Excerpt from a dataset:
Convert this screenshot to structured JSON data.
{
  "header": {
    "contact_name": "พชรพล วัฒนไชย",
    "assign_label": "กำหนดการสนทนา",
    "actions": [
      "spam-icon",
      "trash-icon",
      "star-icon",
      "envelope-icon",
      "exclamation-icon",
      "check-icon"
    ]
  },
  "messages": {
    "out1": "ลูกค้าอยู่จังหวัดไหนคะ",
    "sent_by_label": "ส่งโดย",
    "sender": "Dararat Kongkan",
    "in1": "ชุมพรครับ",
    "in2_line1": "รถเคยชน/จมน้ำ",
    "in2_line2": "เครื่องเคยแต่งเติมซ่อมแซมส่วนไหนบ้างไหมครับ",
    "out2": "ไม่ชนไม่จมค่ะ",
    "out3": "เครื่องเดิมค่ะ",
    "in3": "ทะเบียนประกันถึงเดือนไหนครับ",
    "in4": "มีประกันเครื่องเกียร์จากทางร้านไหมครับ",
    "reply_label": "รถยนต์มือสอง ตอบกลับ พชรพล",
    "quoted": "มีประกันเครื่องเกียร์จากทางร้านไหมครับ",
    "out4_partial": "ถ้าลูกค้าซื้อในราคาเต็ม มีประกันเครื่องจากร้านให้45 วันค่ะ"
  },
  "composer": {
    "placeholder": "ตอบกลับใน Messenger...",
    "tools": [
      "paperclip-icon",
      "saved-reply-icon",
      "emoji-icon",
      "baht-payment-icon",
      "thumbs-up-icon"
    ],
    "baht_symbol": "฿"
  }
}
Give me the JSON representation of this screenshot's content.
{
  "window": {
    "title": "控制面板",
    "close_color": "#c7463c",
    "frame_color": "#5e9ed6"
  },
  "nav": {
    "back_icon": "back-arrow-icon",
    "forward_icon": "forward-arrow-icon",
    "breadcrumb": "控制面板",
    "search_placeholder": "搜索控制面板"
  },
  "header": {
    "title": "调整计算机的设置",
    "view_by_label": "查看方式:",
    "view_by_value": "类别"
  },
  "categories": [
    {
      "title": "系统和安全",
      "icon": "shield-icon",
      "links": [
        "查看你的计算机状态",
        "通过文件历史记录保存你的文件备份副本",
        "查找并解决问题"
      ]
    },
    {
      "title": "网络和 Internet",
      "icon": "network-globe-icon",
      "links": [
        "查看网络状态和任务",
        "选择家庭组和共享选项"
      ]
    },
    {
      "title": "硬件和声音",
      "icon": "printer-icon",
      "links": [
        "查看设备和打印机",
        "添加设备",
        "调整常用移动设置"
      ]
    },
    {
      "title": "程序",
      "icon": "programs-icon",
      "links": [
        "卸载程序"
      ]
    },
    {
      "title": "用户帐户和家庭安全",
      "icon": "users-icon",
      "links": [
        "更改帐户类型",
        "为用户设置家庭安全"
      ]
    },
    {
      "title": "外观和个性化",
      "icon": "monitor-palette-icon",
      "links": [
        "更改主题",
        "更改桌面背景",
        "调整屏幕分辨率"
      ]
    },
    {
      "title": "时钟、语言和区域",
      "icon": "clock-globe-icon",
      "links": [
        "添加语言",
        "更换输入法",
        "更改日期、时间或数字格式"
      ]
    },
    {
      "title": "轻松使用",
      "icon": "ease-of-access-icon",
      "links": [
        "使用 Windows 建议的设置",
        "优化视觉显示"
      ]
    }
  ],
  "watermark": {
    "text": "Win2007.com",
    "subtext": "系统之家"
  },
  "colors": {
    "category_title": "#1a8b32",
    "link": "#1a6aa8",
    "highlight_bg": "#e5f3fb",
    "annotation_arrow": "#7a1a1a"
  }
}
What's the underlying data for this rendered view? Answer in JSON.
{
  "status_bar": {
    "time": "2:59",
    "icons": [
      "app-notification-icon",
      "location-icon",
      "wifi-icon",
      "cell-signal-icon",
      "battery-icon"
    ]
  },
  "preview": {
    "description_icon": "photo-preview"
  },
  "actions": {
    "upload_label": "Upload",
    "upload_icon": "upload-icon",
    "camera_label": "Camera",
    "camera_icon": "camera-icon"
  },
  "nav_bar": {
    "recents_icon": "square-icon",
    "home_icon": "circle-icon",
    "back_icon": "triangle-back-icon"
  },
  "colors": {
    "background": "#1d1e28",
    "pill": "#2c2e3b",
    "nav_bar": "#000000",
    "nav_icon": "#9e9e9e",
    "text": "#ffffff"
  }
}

*Prompt*. Transcribe the records above exactly, but only from the line that contains "What's the underlying" through their final line, inclusive.

*Written solution*.
What's the underlying data for this rendered view? Answer in JSON.
{
  "status_bar": {
    "time": "2:59",
    "icons": [
      "app-notification-icon",
      "location-icon",
      "wifi-icon",
      "cell-signal-icon",
      "battery-icon"
    ]
  },
  "preview": {
    "description_icon": "photo-preview"
  },
  "actions": {
    "upload_label": "Upload",
    "upload_icon": "upload-icon",
    "camera_label": "Camera",
    "camera_icon": "camera-icon"
  },
  "nav_bar": {
    "recents_icon": "square-icon",
    "home_icon": "circle-icon",
    "back_icon": "triangle-back-icon"
  },
  "colors": {
    "background": "#1d1e28",
    "pill": "#2c2e3b",
    "nav_bar": "#000000",
    "nav_icon": "#9e9e9e",
    "text": "#ffffff"
  }
}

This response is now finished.